EXCERPTED RECORDS -
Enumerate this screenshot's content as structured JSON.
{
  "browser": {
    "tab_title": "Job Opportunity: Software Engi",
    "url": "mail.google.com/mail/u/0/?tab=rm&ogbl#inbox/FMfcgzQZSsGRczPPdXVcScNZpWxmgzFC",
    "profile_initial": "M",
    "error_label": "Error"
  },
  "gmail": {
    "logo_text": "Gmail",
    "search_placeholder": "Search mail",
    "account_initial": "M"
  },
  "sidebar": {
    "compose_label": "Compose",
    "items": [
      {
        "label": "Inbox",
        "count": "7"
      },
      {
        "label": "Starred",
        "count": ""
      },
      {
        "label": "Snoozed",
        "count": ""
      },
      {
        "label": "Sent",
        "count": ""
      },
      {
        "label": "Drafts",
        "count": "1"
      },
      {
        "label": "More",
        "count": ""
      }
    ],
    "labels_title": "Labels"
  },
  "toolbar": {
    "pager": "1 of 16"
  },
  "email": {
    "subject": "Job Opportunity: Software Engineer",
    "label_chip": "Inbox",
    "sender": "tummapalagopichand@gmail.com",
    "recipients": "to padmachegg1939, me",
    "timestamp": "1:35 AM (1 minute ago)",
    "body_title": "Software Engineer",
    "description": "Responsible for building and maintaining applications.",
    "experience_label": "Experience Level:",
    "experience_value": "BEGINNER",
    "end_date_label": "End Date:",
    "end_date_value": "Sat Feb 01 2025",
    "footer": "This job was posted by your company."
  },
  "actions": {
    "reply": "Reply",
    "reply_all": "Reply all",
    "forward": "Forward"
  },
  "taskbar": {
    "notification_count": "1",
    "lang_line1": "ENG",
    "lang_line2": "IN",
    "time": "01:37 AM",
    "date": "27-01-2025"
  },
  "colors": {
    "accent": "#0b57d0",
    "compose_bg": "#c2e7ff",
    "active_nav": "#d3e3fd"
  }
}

WRITTEN REQUEST -
Each record should come back exactly as written.

CORRECT ANSWER -
Enumerate this screenshot's content as structured JSON.
{
  "browser": {
    "tab_title": "Job Opportunity: Software Engi",
    "url": "mail.google.com/mail/u/0/?tab=rm&ogbl#inbox/FMfcgzQZSsGRczPPdXVcScNZpWxmgzFC",
    "profile_initial": "M",
    "error_label": "Error"
  },
  "gmail": {
    "logo_text": "Gmail",
    "search_placeholder": "Search mail",
    "account_initial": "M"
  },
  "sidebar": {
    "compose_label": "Compose",
    "items": [
      {
        "label": "Inbox",
        "count": "7"
      },
      {
        "label": "Starred",
        "count": ""
      },
      {
        "label": "Snoozed",
        "count": ""
      },
      {
        "label": "Sent",
        "count": ""
      },
      {
        "label": "Drafts",
        "count": "1"
      },
      {
        "label": "More",
        "count": ""
      }
    ],
    "labels_title": "Labels"
  },
  "toolbar": {
    "pager": "1 of 16"
  },
  "email": {
    "subject": "Job Opportunity: Software Engineer",
    "label_chip": "Inbox",
    "sender": "tummapalagopichand@gmail.com",
    "recipients": "to padmachegg1939, me",
    "timestamp": "1:35 AM (1 minute ago)",
    "body_title": "Software Engineer",
    "description": "Responsible for building and maintaining applications.",
    "experience_label": "Experience Level:",
    "experience_value": "BEGINNER",
    "end_date_label": "End Date:",
    "end_date_value": "Sat Feb 01 2025",
    "footer": "This job was posted by your company."
  },
  "actions": {
    "reply": "Reply",
    "reply_all": "Reply all",
    "forward": "Forward"
  },
  "taskbar": {
    "notification_count": "1",
    "lang_line1": "ENG",
    "lang_line2": "IN",
    "time": "01:37 AM",
    "date": "27-01-2025"
  },
  "colors": {
    "accent": "#0b57d0",
    "compose_bg": "#c2e7ff",
    "active_nav": "#d3e3fd"
  }
}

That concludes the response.